> _Instruction_
Find the line that contains "Output a JSON" in the entries below. Output it and each later line exactly, and nothing else.

> _Task data_
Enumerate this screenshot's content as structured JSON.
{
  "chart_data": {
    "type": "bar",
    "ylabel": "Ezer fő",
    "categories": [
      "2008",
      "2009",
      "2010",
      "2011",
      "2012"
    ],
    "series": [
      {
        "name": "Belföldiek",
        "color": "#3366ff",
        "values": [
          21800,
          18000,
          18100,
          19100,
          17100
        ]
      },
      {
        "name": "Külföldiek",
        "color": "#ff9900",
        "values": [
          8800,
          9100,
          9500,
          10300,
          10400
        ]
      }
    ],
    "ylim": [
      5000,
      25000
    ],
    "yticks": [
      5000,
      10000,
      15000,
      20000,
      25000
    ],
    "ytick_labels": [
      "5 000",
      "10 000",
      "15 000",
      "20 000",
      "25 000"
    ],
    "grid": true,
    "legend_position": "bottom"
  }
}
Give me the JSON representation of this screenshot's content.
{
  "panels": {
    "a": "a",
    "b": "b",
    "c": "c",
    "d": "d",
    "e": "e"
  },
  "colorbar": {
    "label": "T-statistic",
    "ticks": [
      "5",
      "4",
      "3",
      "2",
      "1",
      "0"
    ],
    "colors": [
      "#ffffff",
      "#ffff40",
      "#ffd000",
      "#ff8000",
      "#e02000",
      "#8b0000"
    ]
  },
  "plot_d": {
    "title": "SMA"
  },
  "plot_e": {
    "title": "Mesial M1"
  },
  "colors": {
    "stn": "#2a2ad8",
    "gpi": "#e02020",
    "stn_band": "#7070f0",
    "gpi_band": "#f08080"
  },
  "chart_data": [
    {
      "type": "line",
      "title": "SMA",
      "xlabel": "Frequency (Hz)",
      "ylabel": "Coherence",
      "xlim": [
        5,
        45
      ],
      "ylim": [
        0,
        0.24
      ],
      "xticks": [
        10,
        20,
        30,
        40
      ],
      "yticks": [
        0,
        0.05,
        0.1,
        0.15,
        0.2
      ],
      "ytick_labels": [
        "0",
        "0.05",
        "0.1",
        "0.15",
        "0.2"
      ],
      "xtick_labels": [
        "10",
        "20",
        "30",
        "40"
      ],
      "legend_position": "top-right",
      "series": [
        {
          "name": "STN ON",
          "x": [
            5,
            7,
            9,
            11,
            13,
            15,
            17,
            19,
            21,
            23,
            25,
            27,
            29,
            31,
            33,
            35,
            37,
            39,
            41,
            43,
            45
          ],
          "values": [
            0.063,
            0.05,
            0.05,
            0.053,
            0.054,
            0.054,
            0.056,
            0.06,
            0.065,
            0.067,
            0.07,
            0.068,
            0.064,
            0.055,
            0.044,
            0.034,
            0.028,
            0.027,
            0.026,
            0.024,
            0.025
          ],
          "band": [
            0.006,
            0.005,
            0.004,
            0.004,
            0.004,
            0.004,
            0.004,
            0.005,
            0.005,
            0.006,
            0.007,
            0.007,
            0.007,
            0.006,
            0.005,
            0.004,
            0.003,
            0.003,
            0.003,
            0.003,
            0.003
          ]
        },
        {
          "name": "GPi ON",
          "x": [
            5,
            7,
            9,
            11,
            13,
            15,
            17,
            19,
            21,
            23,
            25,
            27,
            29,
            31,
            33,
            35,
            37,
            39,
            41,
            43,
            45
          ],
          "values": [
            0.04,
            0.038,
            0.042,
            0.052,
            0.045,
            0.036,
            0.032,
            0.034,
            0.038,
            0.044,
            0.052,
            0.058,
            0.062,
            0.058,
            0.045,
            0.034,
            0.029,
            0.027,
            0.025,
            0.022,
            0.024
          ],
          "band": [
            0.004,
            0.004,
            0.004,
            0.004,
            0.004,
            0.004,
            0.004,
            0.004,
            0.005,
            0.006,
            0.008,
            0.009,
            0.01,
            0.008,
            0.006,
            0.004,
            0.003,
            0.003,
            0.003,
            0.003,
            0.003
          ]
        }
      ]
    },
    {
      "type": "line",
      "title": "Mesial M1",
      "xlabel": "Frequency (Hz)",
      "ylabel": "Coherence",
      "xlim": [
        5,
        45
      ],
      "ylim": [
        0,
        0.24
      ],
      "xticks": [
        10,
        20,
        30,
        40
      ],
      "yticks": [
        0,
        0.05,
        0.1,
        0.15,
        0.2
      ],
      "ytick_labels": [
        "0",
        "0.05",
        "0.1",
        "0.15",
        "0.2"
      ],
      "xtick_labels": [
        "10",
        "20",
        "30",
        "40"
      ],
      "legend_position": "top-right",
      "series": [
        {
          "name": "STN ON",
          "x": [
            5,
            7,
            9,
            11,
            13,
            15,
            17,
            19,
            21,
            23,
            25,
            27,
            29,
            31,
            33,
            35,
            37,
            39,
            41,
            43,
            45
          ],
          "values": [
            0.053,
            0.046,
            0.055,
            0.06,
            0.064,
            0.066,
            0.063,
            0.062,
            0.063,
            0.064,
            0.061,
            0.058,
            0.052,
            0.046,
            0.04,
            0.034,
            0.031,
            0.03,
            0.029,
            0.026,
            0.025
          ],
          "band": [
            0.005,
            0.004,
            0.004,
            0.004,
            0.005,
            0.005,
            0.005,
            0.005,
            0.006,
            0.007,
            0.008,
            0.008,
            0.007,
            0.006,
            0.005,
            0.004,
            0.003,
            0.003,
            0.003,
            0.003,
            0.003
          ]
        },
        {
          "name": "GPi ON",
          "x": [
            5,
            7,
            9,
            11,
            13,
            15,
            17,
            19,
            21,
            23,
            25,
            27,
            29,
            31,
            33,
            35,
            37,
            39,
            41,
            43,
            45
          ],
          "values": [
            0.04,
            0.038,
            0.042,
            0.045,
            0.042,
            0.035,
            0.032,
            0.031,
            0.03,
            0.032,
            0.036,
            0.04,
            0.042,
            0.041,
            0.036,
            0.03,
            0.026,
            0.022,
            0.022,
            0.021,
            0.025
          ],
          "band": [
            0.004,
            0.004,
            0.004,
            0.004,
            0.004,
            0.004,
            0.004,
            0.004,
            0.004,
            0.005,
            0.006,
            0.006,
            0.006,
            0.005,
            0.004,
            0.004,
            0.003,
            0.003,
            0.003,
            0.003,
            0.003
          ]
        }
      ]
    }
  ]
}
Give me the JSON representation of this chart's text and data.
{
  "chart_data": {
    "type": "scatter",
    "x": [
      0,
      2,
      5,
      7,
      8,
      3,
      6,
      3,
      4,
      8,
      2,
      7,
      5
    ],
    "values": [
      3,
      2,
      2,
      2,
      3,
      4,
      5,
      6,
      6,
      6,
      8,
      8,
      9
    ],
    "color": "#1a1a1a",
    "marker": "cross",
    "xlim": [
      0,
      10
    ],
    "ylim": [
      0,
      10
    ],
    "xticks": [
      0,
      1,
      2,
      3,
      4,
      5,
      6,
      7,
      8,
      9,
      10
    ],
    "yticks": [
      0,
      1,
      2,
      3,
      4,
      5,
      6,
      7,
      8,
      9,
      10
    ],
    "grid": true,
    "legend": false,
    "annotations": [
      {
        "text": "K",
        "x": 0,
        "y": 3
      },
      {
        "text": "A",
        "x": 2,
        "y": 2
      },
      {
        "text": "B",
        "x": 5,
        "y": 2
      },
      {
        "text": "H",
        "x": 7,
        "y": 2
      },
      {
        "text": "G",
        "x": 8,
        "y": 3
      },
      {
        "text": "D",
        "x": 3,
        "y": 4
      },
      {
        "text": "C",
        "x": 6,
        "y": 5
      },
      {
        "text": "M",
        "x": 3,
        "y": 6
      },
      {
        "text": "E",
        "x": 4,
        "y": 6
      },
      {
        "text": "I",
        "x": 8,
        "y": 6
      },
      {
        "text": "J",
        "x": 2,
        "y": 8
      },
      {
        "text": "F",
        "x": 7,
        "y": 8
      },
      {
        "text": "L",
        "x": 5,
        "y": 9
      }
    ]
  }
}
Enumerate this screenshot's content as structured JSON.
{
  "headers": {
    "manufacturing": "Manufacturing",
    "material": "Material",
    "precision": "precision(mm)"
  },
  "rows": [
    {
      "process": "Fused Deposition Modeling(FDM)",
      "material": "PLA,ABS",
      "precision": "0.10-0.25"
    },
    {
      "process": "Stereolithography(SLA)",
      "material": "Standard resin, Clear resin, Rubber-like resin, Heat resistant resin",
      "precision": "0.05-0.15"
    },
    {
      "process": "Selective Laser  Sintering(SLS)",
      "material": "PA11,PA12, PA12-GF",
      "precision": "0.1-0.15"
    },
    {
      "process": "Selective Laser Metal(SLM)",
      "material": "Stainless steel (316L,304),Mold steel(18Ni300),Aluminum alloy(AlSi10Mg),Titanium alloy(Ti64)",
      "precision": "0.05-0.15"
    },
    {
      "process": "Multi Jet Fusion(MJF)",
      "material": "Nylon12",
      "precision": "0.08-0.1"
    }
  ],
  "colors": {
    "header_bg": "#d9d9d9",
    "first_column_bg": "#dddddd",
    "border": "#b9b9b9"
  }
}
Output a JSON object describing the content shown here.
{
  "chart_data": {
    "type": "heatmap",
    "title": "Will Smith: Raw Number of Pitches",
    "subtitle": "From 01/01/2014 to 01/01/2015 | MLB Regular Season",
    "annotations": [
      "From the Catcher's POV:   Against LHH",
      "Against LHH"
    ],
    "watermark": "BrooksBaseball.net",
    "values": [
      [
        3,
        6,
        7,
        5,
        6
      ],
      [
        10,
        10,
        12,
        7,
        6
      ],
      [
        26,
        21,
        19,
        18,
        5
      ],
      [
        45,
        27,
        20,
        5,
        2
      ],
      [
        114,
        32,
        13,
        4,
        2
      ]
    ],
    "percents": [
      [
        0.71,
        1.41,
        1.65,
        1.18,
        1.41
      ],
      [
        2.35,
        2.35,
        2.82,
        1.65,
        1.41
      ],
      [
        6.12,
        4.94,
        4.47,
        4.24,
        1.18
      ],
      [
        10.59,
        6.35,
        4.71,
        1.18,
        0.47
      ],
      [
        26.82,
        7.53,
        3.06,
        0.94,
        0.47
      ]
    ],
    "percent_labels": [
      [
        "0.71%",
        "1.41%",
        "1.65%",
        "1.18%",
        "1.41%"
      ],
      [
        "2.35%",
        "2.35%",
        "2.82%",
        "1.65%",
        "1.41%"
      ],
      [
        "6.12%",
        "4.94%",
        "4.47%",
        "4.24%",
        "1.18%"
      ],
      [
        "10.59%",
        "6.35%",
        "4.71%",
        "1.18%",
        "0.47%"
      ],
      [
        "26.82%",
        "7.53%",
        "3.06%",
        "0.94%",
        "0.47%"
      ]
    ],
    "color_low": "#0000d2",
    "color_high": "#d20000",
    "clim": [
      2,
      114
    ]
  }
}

> _Response for this exercise_
Output a JSON object describing the content shown here.
{
  "chart_data": {
    "type": "heatmap",
    "title": "Will Smith: Raw Number of Pitches",
    "subtitle": "From 01/01/2014 to 01/01/2015 | MLB Regular Season",
    "annotations": [
      "From the Catcher's POV:   Against LHH",
      "Against LHH"
    ],
    "watermark": "BrooksBaseball.net",
    "values": [
      [
        3,
        6,
        7,
        5,
        6
      ],
      [
        10,
        10,
        12,
        7,
        6
      ],
      [
        26,
        21,
        19,
        18,
        5
      ],
      [
        45,
        27,
        20,
        5,
        2
      ],
      [
        114,
        32,
        13,
        4,
        2
      ]
    ],
    "percents": [
      [
        0.71,
        1.41,
        1.65,
        1.18,
        1.41
      ],
      [
        2.35,
        2.35,
        2.82,
        1.65,
        1.41
      ],
      [
        6.12,
        4.94,
        4.47,
        4.24,
        1.18
      ],
      [
        10.59,
        6.35,
        4.71,
        1.18,
        0.47
      ],
      [
        26.82,
        7.53,
        3.06,
        0.94,
        0.47
      ]
    ],
    "percent_labels": [
      [
        "0.71%",
        "1.41%",
        "1.65%",
        "1.18%",
        "1.41%"
      ],
      [
        "2.35%",
        "2.35%",
        "2.82%",
        "1.65%",
        "1.41%"
      ],
      [
        "6.12%",
        "4.94%",
        "4.47%",
        "4.24%",
        "1.18%"
      ],
      [
        "10.59%",
        "6.35%",
        "4.71%",
        "1.18%",
        "0.47%"
      ],
      [
        "26.82%",
        "7.53%",
        "3.06%",
        "0.94%",
        "0.47%"
      ]
    ],
    "color_low": "#0000d2",
    "color_high": "#d20000",
    "clim": [
      2,
      114
    ]
  }
}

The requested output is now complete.